Segment Open

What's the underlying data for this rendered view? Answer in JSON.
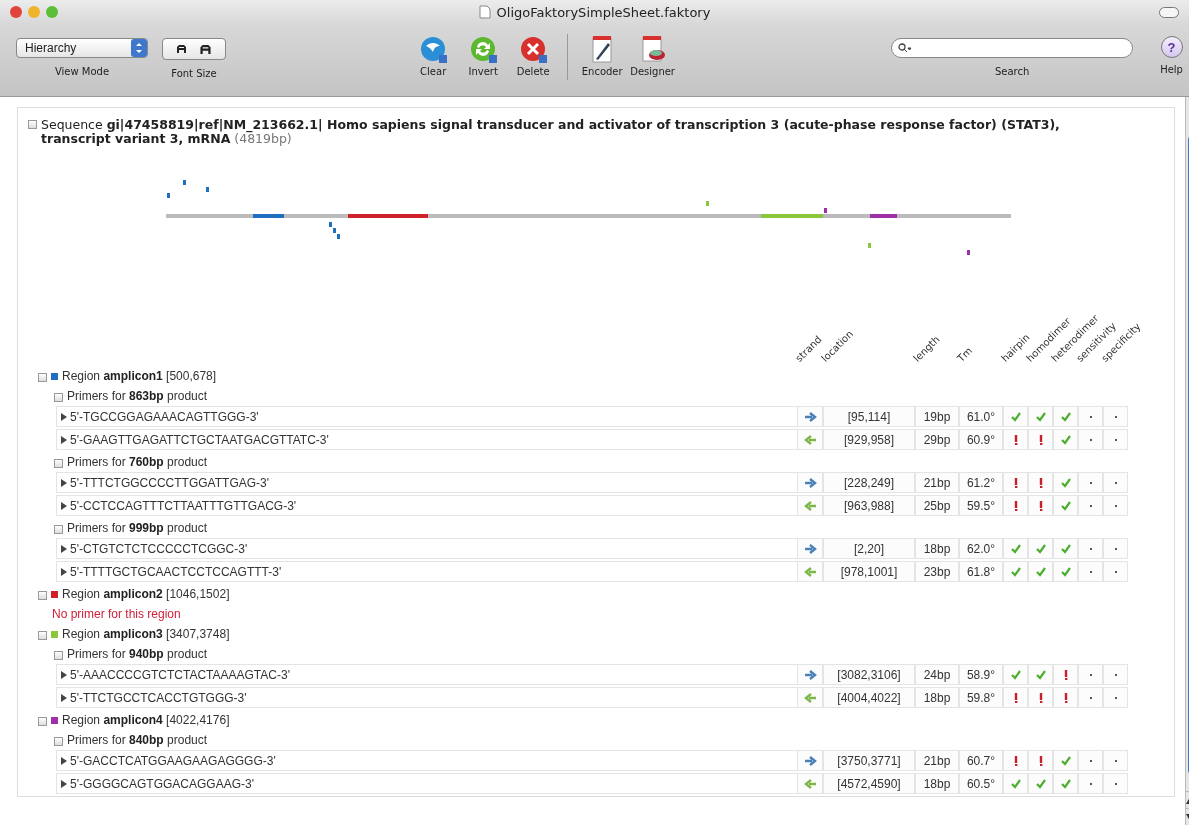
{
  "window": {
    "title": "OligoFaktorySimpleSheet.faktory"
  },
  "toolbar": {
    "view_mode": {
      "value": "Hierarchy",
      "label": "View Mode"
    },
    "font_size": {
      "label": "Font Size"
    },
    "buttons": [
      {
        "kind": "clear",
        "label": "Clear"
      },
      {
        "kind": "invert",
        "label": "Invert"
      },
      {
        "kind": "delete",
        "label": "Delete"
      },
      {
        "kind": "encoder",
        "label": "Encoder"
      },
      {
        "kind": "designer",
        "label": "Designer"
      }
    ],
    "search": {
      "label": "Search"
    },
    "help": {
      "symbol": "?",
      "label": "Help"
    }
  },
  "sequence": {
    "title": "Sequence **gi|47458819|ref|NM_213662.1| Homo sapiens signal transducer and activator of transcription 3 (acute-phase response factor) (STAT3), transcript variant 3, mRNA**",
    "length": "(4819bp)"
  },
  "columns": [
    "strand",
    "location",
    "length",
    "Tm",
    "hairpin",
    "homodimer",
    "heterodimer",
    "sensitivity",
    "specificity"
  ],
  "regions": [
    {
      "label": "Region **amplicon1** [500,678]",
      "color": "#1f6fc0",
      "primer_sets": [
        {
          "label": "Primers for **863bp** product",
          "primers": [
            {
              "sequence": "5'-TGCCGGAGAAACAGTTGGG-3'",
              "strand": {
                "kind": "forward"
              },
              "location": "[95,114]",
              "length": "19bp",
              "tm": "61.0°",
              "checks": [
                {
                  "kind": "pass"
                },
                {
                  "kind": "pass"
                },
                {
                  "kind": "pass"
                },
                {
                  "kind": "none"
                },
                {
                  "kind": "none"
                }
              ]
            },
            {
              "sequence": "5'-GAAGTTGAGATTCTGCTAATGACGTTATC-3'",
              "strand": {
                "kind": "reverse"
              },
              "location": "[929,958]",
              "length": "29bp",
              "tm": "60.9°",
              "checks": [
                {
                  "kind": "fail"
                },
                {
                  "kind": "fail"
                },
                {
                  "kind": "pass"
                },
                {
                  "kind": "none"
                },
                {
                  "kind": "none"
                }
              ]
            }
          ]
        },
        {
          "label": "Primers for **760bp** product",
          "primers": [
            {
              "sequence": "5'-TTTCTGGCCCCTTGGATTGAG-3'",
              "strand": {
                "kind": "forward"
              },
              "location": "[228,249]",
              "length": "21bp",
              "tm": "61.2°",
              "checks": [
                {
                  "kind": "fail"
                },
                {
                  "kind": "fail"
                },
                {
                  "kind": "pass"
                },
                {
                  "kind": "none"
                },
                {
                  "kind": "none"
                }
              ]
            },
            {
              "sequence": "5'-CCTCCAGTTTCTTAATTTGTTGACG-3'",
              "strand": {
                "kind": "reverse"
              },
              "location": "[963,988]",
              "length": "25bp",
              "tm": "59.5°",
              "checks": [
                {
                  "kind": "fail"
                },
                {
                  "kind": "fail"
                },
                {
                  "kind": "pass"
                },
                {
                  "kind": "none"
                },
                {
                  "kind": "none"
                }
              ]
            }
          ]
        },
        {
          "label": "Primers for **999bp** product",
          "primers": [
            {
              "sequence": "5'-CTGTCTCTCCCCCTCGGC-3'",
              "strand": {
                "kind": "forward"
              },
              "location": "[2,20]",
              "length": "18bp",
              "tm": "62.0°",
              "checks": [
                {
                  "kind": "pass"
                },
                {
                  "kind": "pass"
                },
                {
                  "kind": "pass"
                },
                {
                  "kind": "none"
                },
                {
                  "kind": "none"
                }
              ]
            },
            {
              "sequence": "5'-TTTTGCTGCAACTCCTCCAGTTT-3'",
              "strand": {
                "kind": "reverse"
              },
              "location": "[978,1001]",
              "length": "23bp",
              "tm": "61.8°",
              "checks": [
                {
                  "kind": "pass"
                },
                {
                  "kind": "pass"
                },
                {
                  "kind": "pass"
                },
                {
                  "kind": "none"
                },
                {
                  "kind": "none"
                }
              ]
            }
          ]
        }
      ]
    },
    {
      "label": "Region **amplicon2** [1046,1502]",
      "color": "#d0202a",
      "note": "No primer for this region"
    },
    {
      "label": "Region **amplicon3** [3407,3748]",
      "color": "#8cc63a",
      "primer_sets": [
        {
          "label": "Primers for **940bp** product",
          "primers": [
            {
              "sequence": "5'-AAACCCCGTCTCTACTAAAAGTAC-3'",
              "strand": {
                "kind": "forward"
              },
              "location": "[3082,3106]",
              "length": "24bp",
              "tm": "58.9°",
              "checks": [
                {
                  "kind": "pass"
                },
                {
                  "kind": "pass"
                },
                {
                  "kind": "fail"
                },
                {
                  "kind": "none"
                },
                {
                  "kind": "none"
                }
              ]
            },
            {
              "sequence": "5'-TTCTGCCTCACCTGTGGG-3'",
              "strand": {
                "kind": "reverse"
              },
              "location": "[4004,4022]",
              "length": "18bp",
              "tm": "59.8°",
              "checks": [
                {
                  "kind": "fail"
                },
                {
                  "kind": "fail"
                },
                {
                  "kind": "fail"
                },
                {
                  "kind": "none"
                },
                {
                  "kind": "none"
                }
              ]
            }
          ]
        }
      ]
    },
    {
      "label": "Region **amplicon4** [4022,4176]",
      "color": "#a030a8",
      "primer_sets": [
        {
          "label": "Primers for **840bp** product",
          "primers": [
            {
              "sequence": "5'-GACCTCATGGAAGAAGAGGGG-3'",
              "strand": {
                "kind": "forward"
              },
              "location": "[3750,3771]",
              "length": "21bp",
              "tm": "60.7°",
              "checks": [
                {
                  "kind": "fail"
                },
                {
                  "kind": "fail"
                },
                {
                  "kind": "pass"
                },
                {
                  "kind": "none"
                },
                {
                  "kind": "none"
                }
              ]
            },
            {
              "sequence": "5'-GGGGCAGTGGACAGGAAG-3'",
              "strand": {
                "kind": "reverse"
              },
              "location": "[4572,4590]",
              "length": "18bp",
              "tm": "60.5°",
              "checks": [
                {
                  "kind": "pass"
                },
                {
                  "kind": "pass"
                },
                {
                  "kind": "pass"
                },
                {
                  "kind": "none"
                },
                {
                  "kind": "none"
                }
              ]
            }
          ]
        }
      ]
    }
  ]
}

Segment Closed
Segment Open

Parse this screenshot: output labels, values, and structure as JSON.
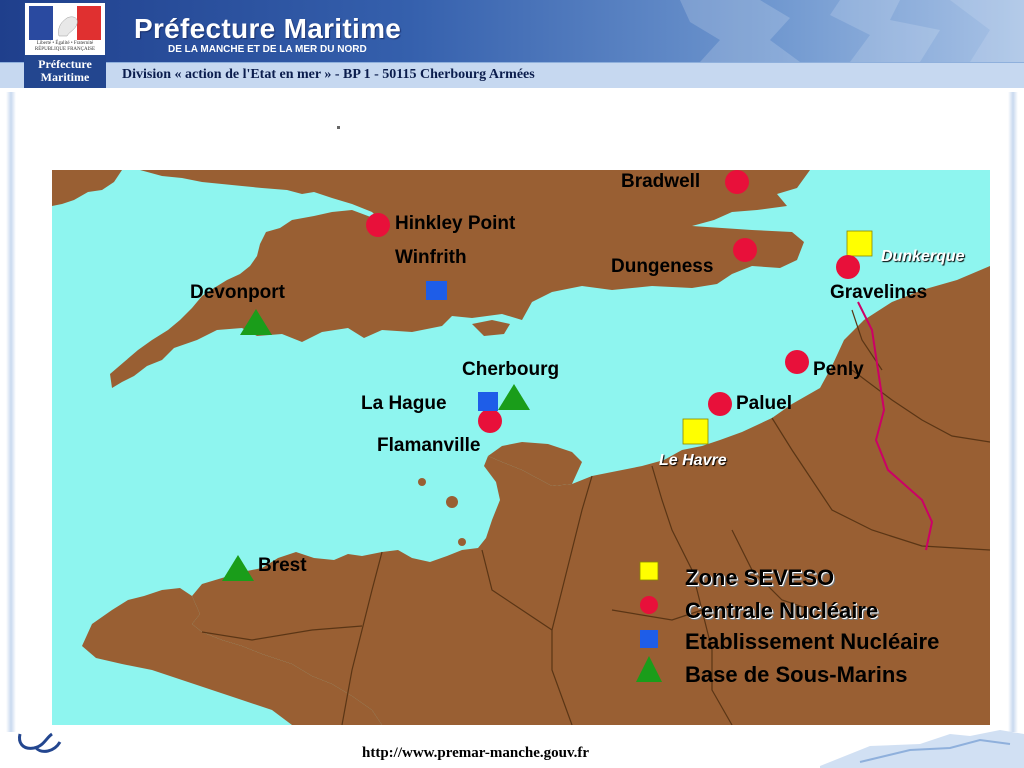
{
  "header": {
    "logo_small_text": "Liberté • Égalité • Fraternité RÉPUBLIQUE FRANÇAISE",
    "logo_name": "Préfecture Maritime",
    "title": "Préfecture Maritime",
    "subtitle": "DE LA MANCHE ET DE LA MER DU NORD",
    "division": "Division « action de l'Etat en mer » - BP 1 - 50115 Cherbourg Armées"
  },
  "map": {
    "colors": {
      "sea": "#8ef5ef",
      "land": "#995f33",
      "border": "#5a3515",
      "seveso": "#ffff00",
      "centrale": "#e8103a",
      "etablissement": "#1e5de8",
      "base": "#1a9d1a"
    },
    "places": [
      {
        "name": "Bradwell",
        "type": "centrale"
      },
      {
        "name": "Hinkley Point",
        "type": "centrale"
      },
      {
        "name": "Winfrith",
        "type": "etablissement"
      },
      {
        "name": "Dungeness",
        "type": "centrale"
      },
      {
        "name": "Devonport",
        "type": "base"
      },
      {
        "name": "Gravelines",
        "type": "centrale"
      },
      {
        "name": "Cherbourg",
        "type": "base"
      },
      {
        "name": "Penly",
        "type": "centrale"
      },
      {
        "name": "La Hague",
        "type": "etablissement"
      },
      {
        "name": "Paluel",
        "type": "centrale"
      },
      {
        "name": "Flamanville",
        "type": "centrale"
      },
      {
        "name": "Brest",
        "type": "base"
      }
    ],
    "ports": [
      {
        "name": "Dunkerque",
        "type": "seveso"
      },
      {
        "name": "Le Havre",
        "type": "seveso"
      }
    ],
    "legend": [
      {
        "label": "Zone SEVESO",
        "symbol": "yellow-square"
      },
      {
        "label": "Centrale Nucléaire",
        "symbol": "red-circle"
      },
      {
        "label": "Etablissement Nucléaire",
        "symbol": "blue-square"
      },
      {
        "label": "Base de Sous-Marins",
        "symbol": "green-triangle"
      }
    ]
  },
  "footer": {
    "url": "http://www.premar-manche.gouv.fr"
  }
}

Segment Closed

Work item — List every line above containing the word "JSON".

Written response —
What's the underlying data for this rendered view? Answer in JSON.
Parse this screenshot: output labels, values, and structure as JSON.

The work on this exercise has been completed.